● INPUT DATA
== == ==
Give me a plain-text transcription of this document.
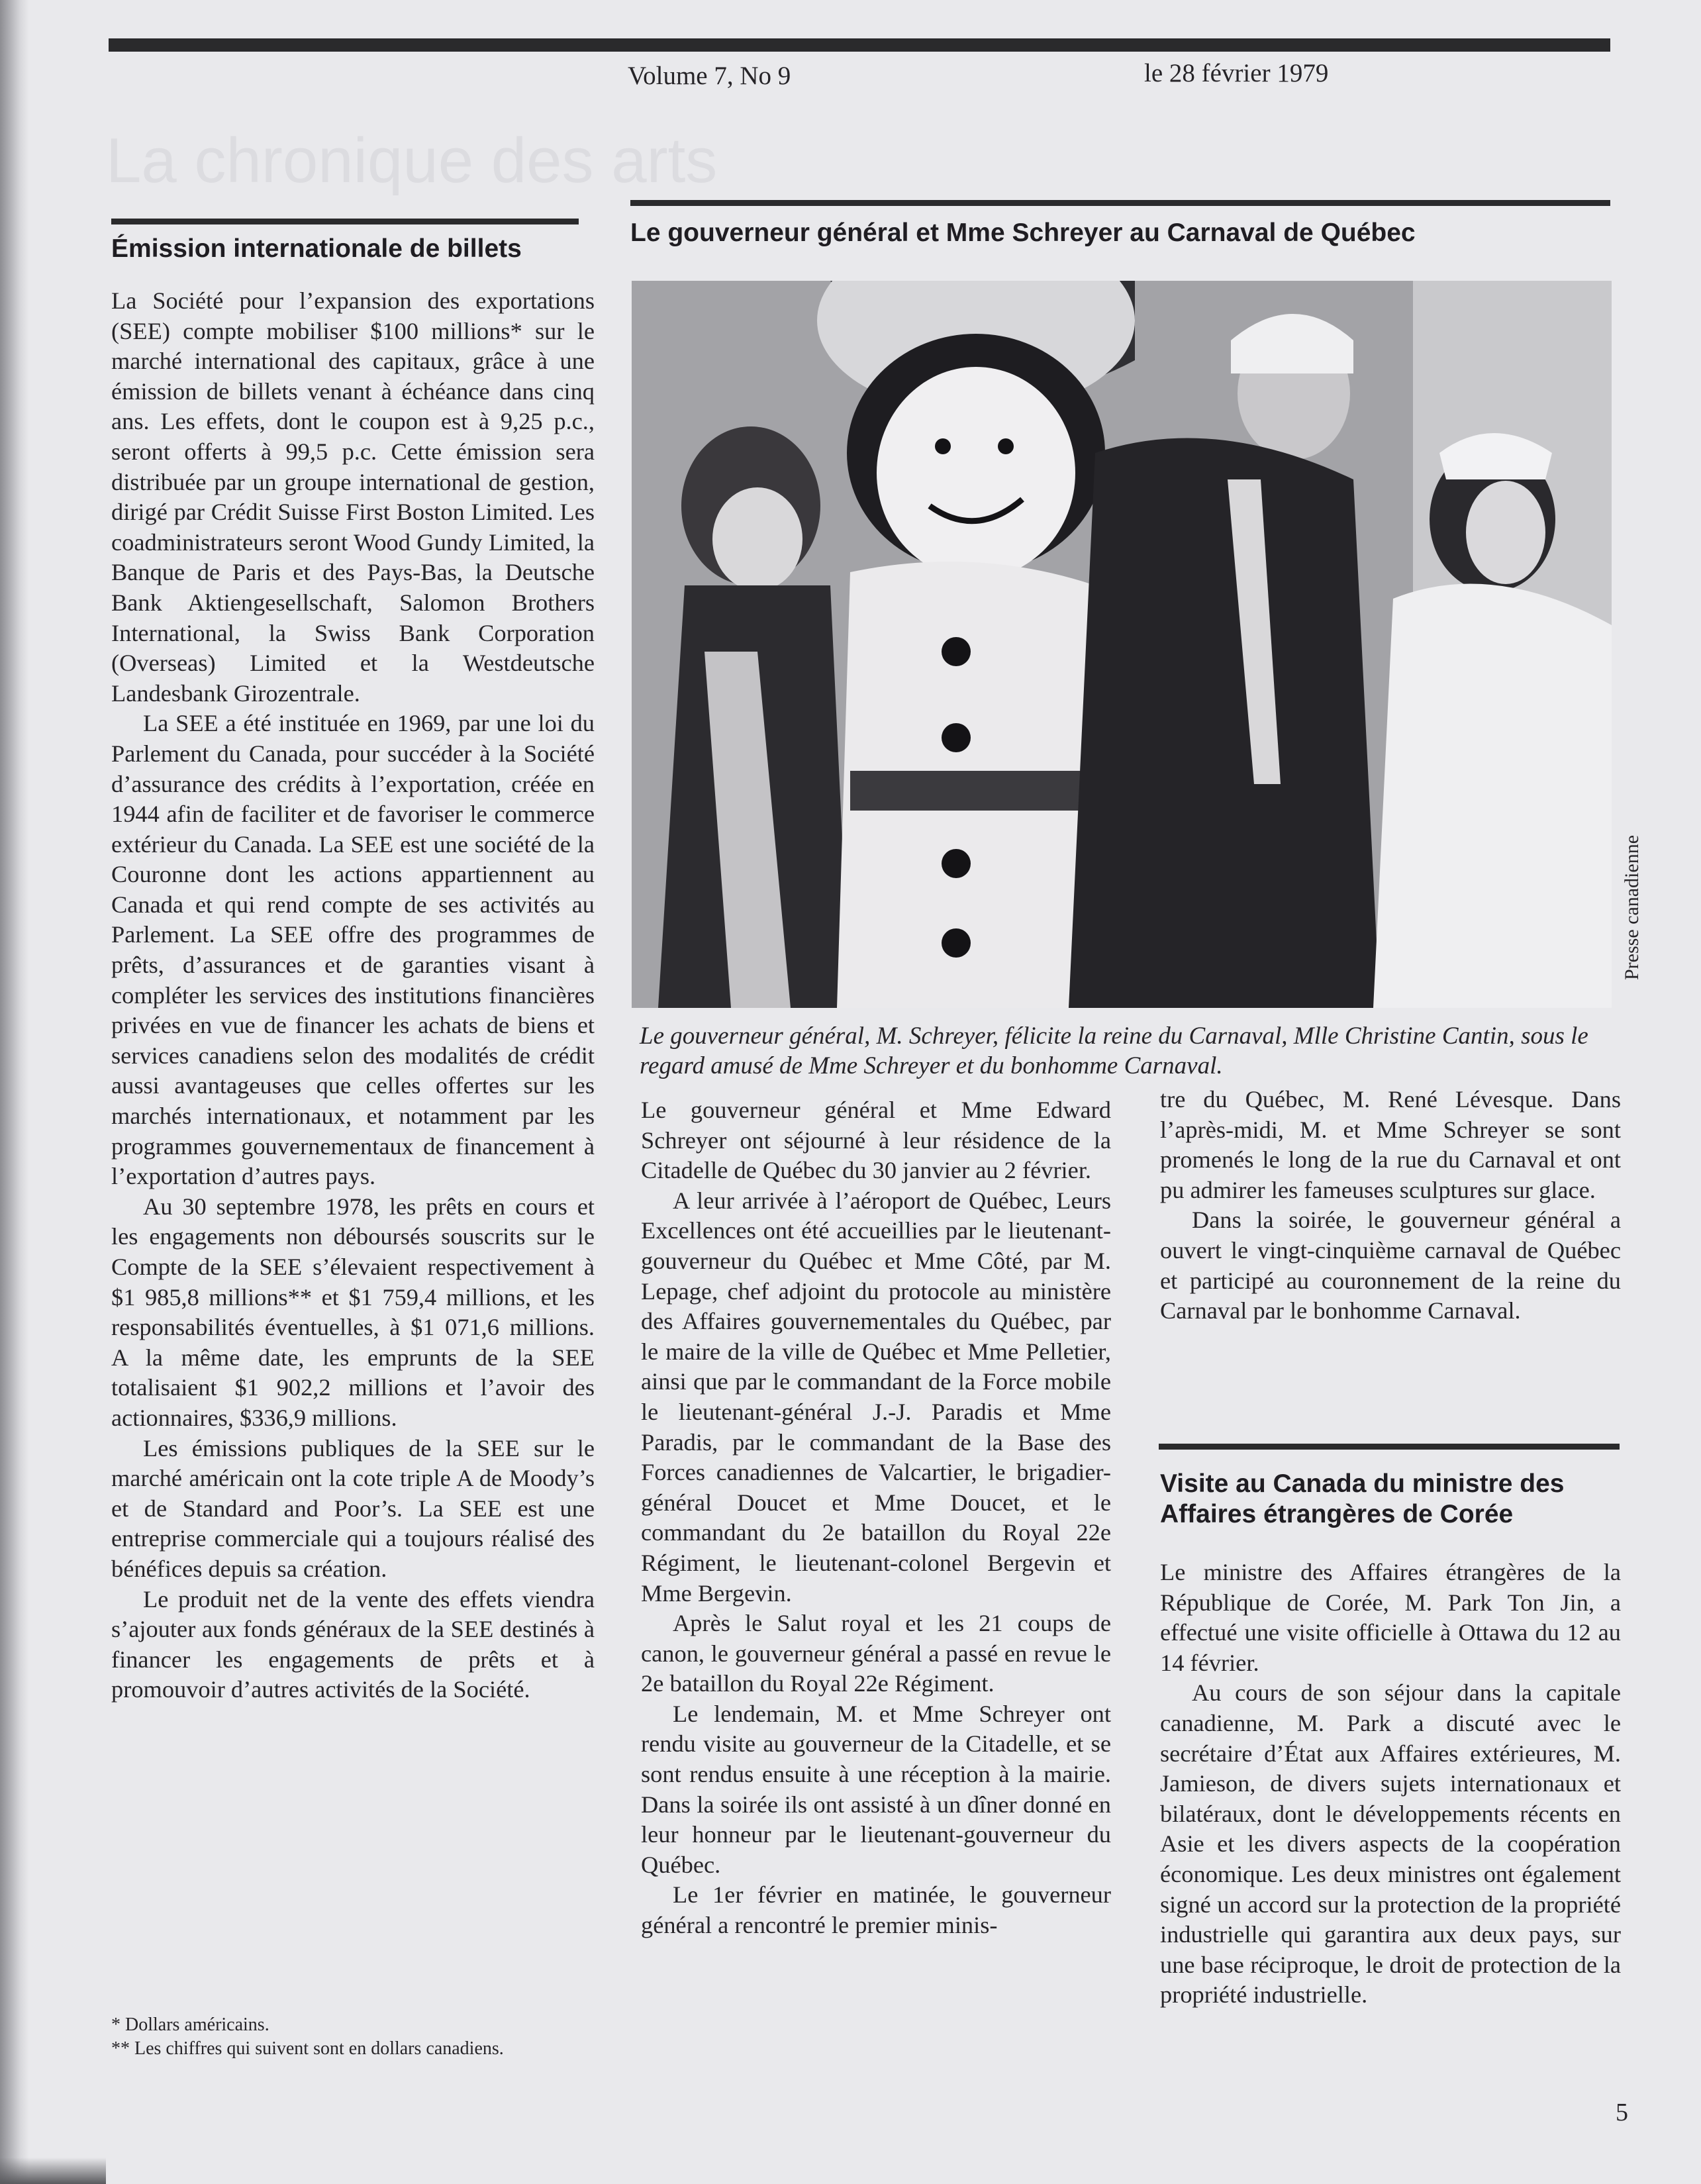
Volume 7, No 9	le 28 février 1979
La chronique des arts
Émission internationale de billets

La Société pour l’expansion des exportations (SEE) compte mobiliser $100 millions* sur le marché international des capitaux, grâce à une émission de billets venant à échéance dans cinq ans. Les effets, dont le coupon est à 9,25 p.c., seront offerts à 99,5 p.c. Cette émission sera distribuée par un groupe international de gestion, dirigé par Crédit Suisse First Boston Limited. Les coadministrateurs seront Wood Gundy Limited, la Banque de Paris et des Pays-Bas, la Deutsche Bank Aktiengesellschaft, Salomon Brothers International, la Swiss Bank Corporation (Overseas) Limited et la Westdeutsche Landesbank Girozentrale.

La SEE a été instituée en 1969, par une loi du Parlement du Canada, pour succéder à la Société d’assurance des crédits à l’exportation, créée en 1944 afin de faciliter et de favoriser le commerce extérieur du Canada. La SEE est une société de la Couronne dont les actions appartiennent au Canada et qui rend compte de ses activités au Parlement. La SEE offre des programmes de prêts, d’assurances et de garanties visant à compléter les services des institutions financières privées en vue de financer les achats de biens et services canadiens selon des modalités de crédit aussi avantageuses que celles offertes sur les marchés internationaux, et notamment par les programmes gouvernementaux de financement à l’exportation d’autres pays.

Au 30 septembre 1978, les prêts en cours et les engagements non déboursés souscrits sur le Compte de la SEE s’élevaient respectivement à $1 985,8 millions** et $1 759,4 millions, et les responsabilités éventuelles, à $1 071,6 millions. A la même date, les emprunts de la SEE totalisaient $1 902,2 millions et l’avoir des actionnaires, $336,9 millions.

Les émissions publiques de la SEE sur le marché américain ont la cote triple A de Moody’s et de Standard and Poor’s. La SEE est une entreprise commerciale qui a toujours réalisé des bénéfices depuis sa création.

Le produit net de la vente des effets viendra s’ajouter aux fonds généraux de la SEE destinés à financer les engagements de prêts et à promouvoir d’autres activités de la Société.

* Dollars américains.

** Les chiffres qui suivent sont en dollars canadiens.

Le gouverneur général et Mme Schreyer au Carnaval de Québec
Presse canadienne
Le gouverneur général, M. Schreyer, félicite la reine du Carnaval, Mlle Christine Cantin, sous le regard amusé de Mme Schreyer et du bonhomme Carnaval.

Le gouverneur général et Mme Edward Schreyer ont séjourné à leur résidence de la Citadelle de Québec du 30 janvier au 2 février.

A leur arrivée à l’aéroport de Québec, Leurs Excellences ont été accueillies par le lieutenant-gouverneur du Québec et Mme Côté, par M. Lepage, chef adjoint du protocole au ministère des Affaires gouvernementales du Québec, par le maire de la ville de Québec et Mme Pelletier, ainsi que par le commandant de la Force mobile le lieutenant-général J.-J. Paradis et Mme Paradis, par le commandant de la Base des Forces canadiennes de Valcartier, le brigadier-général Doucet et Mme Doucet, et le commandant du 2e bataillon du Royal 22e Régiment, le lieutenant-colonel Bergevin et Mme Bergevin.

Après le Salut royal et les 21 coups de canon, le gouverneur général a passé en revue le 2e bataillon du Royal 22e Régiment.

Le lendemain, M. et Mme Schreyer ont rendu visite au gouverneur de la Citadelle, et se sont rendus ensuite à une réception à la mairie. Dans la soirée ils ont assisté à un dîner donné en leur honneur par le lieutenant-gouverneur du Québec.

Le 1er février en matinée, le gouverneur général a rencontré le premier minis-

tre du Québec, M. René Lévesque. Dans l’après-midi, M. et Mme Schreyer se sont promenés le long de la rue du Carnaval et ont pu admirer les fameuses sculptures sur glace.

Dans la soirée, le gouverneur général a ouvert le vingt-cinquième carnaval de Québec et participé au couronnement de la reine du Carnaval par le bonhomme Carnaval.

Visite au Canada du ministre des Affaires étrangères de Corée

Le ministre des Affaires étrangères de la République de Corée, M. Park Ton Jin, a effectué une visite officielle à Ottawa du 12 au 14 février.

Au cours de son séjour dans la capitale canadienne, M. Park a discuté avec le secrétaire d’État aux Affaires extérieures, M. Jamieson, de divers sujets internationaux et bilatéraux, dont le développements récents en Asie et les divers aspects de la coopération économique. Les deux ministres ont également signé un accord sur la protection de la propriété industrielle qui garantira aux deux pays, sur une base réciproque, le droit de protection de la propriété industrielle.

5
== == ==
● INSTRUCTION
Output the lines above in full and exactly as given, omitting any pictures.

● OUTPUT OF THE TASK
Give me a plain-text transcription of this document.
Volume 7, No 9	le 28 février 1979
La chronique des arts
Émission internationale de billets

La Société pour l’expansion des exportations (SEE) compte mobiliser $100 millions* sur le marché international des capitaux, grâce à une émission de billets venant à échéance dans cinq ans. Les effets, dont le coupon est à 9,25 p.c., seront offerts à 99,5 p.c. Cette émission sera distribuée par un groupe international de gestion, dirigé par Crédit Suisse First Boston Limited. Les coadministrateurs seront Wood Gundy Limited, la Banque de Paris et des Pays-Bas, la Deutsche Bank Aktiengesellschaft, Salomon Brothers International, la Swiss Bank Corporation (Overseas) Limited et la Westdeutsche Landesbank Girozentrale.

La SEE a été instituée en 1969, par une loi du Parlement du Canada, pour succéder à la Société d’assurance des crédits à l’exportation, créée en 1944 afin de faciliter et de favoriser le commerce extérieur du Canada. La SEE est une société de la Couronne dont les actions appartiennent au Canada et qui rend compte de ses activités au Parlement. La SEE offre des programmes de prêts, d’assurances et de garanties visant à compléter les services des institutions financières privées en vue de financer les achats de biens et services canadiens selon des modalités de crédit aussi avantageuses que celles offertes sur les marchés internationaux, et notamment par les programmes gouvernementaux de financement à l’exportation d’autres pays.

Au 30 septembre 1978, les prêts en cours et les engagements non déboursés souscrits sur le Compte de la SEE s’élevaient respectivement à $1 985,8 millions** et $1 759,4 millions, et les responsabilités éventuelles, à $1 071,6 millions. A la même date, les emprunts de la SEE totalisaient $1 902,2 millions et l’avoir des actionnaires, $336,9 millions.

Les émissions publiques de la SEE sur le marché américain ont la cote triple A de Moody’s et de Standard and Poor’s. La SEE est une entreprise commerciale qui a toujours réalisé des bénéfices depuis sa création.

Le produit net de la vente des effets viendra s’ajouter aux fonds généraux de la SEE destinés à financer les engagements de prêts et à promouvoir d’autres activités de la Société.

* Dollars américains.

** Les chiffres qui suivent sont en dollars canadiens.

Le gouverneur général et Mme Schreyer au Carnaval de Québec
Presse canadienne
Le gouverneur général, M. Schreyer, félicite la reine du Carnaval, Mlle Christine Cantin, sous le regard amusé de Mme Schreyer et du bonhomme Carnaval.

Le gouverneur général et Mme Edward Schreyer ont séjourné à leur résidence de la Citadelle de Québec du 30 janvier au 2 février.

A leur arrivée à l’aéroport de Québec, Leurs Excellences ont été accueillies par le lieutenant-gouverneur du Québec et Mme Côté, par M. Lepage, chef adjoint du protocole au ministère des Affaires gouvernementales du Québec, par le maire de la ville de Québec et Mme Pelletier, ainsi que par le commandant de la Force mobile le lieutenant-général J.-J. Paradis et Mme Paradis, par le commandant de la Base des Forces canadiennes de Valcartier, le brigadier-général Doucet et Mme Doucet, et le commandant du 2e bataillon du Royal 22e Régiment, le lieutenant-colonel Bergevin et Mme Bergevin.

Après le Salut royal et les 21 coups de canon, le gouverneur général a passé en revue le 2e bataillon du Royal 22e Régiment.

Le lendemain, M. et Mme Schreyer ont rendu visite au gouverneur de la Citadelle, et se sont rendus ensuite à une réception à la mairie. Dans la soirée ils ont assisté à un dîner donné en leur honneur par le lieutenant-gouverneur du Québec.

Le 1er février en matinée, le gouverneur général a rencontré le premier minis-

tre du Québec, M. René Lévesque. Dans l’après-midi, M. et Mme Schreyer se sont promenés le long de la rue du Carnaval et ont pu admirer les fameuses sculptures sur glace.

Dans la soirée, le gouverneur général a ouvert le vingt-cinquième carnaval de Québec et participé au couronnement de la reine du Carnaval par le bonhomme Carnaval.

Visite au Canada du ministre des Affaires étrangères de Corée

Le ministre des Affaires étrangères de la République de Corée, M. Park Ton Jin, a effectué une visite officielle à Ottawa du 12 au 14 février.

Au cours de son séjour dans la capitale canadienne, M. Park a discuté avec le secrétaire d’État aux Affaires extérieures, M. Jamieson, de divers sujets internationaux et bilatéraux, dont le développements récents en Asie et les divers aspects de la coopération économique. Les deux ministres ont également signé un accord sur la protection de la propriété industrielle qui garantira aux deux pays, sur une base réciproque, le droit de protection de la propriété industrielle.

5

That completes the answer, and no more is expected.